_WHAT TO WORK ON_
Report, as a bare number, how many lines contain the string "diffuse".

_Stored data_

■ ■ ■ ■ ■

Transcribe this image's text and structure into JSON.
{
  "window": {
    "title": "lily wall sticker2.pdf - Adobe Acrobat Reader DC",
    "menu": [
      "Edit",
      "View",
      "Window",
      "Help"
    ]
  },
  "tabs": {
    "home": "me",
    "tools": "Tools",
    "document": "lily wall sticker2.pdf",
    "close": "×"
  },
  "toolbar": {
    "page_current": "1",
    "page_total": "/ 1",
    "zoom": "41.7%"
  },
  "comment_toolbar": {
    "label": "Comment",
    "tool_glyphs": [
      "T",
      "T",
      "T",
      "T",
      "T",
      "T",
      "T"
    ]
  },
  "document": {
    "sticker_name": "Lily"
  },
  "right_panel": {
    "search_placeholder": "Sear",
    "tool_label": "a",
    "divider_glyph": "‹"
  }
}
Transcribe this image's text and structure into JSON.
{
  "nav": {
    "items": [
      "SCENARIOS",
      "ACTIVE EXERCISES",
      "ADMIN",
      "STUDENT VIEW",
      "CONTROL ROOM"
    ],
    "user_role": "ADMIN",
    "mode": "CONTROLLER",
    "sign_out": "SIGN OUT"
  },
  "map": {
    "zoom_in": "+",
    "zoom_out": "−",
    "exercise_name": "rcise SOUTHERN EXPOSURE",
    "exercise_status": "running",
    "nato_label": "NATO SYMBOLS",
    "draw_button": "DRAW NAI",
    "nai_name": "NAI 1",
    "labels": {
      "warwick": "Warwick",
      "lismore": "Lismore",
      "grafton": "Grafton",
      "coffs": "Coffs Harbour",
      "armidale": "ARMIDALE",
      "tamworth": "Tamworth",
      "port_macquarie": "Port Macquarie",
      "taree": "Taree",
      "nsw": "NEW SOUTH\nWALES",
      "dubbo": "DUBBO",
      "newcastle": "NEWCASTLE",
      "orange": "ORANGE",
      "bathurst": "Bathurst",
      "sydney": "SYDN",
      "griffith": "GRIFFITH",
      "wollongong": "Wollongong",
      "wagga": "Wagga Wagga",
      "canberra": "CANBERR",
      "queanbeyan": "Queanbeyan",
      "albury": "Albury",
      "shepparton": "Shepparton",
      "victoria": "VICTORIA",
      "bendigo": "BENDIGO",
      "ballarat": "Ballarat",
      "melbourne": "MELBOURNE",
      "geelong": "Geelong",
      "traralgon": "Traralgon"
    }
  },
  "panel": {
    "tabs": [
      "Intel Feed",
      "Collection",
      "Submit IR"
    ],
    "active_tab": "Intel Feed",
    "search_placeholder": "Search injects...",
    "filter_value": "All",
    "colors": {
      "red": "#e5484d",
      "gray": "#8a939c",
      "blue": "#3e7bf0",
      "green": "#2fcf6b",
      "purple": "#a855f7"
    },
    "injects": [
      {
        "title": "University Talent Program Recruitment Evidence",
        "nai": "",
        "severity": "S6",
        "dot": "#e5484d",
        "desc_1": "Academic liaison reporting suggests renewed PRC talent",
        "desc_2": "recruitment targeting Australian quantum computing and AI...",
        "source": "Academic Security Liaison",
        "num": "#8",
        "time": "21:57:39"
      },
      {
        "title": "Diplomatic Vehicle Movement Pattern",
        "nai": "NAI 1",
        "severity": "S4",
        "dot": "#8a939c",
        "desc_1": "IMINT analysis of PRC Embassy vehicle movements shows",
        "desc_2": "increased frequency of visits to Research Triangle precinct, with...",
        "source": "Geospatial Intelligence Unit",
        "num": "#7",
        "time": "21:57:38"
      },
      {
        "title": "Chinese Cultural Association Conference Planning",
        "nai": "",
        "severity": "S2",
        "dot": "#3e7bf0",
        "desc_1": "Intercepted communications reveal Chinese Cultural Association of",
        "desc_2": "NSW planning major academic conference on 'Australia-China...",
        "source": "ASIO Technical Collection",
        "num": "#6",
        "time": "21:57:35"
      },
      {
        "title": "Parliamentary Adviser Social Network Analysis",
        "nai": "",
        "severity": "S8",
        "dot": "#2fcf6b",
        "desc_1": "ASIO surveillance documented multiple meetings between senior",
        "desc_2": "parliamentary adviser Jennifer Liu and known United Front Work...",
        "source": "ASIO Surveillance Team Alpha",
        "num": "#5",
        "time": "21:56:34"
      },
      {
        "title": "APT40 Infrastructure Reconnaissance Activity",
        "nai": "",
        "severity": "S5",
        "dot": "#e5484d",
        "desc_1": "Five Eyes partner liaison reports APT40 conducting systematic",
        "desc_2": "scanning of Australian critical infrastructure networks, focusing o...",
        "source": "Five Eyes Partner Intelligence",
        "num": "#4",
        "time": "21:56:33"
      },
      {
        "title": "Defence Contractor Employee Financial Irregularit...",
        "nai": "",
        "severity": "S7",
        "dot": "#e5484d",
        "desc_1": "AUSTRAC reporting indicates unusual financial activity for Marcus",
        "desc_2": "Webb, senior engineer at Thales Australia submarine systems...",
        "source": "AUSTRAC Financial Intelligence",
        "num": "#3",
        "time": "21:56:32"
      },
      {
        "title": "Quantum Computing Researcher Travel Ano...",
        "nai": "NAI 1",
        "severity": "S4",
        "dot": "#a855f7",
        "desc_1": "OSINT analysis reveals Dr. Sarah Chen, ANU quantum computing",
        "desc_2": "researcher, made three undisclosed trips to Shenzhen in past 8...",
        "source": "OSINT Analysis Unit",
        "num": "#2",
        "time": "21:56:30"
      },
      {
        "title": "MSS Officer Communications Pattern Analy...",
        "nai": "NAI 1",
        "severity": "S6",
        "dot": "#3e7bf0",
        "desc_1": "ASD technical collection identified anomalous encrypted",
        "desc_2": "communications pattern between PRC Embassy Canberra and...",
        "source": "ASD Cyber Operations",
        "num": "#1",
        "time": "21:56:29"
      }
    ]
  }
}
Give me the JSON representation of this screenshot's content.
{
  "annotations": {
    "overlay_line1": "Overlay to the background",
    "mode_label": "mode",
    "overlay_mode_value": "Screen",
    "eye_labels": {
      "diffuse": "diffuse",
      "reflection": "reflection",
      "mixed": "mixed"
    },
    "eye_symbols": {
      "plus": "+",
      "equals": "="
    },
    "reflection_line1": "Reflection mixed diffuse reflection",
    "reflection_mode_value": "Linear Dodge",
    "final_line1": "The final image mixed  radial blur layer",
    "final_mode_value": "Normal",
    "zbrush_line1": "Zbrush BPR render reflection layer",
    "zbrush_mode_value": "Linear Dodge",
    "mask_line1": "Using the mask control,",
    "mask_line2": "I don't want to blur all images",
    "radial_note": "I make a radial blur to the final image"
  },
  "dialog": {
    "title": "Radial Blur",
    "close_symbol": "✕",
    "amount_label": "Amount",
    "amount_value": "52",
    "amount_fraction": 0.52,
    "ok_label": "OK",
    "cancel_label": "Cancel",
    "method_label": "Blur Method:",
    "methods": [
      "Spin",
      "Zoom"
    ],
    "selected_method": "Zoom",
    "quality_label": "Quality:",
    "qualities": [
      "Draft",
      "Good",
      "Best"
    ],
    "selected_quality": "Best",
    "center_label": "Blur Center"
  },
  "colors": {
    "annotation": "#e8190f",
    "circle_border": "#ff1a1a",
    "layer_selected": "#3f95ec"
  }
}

■ ■ ■ ■ ■

_OUTPUT OF THE TASK_
2